Passage |
I'm running MySQL 5 on a windows machine using a standard Drupal install with PHP 5. ASP uses the MySQL ODBC 3.51 Driver and I'm not running any other commands in either PHP or ASP except to open a connection and run the select statement.
Edit As requested here is the asp script
Dim strConn, objConn, objRS, strQ
Dim i, strBody
strConn = "DRIVER={MySQL ODBC 3.51 Driver}; SERVER=" & strDBServer & "; DATABASE=studential; UID=" & strDBUser & ";PASSWORD=" & strDBPass & "; OPTION=3"
Set objConn = Server.CreateObject("ADODB.Connection")
objConn.Open(strConn)
strQ = "select body from drupal_node_revisions where nid = 261"
Set objRS = objConn.Execute(strQ)
strBody = objRS("body")
For i = 1 To len(strBody)
Response.write(Mid(strBody, i, 1) & " " & AscW(Mid(strBody, i, 1)) & "<br />")
Next
objRS.Close
objConn.Close
Set objRS = Nothing
Set objConn = Nothing
Further edit
When replacing the AscW with Asc in the line below:
Response.write(Mid(strBody, i, 1) & " " & AscW(Mid(strBody, i, 1)) & "<br />")

Your task |
Edit the post, beginning at the words that have "Edit As requested" and stopping after "objRS = objConn.Execute(strQ)", so that "strQ" becomes "strSQL" each time it occurs. The listing plays no part in this work.

Provided data |
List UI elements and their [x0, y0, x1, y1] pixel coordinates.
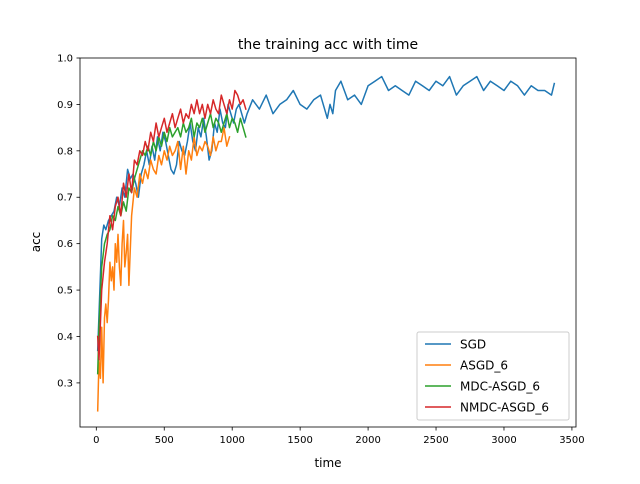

Full answer |
Edit As requested here is the asp script
Dim strConn, objConn, objRS, strSQL
Dim i, strBody
strConn = "DRIVER={MySQL ODBC 3.51 Driver}; SERVER=" & strDBServer & "; DATABASE=studential; UID=" & strDBUser & ";PASSWORD=" & strDBPass & "; OPTION=3"
Set objConn = Server.CreateObject("ADODB.Connection")
objConn.Open(strConn)
strSQL = "select body from drupal_node_revisions where nid = 261"
Set objRS = objConn.Execute(strSQL)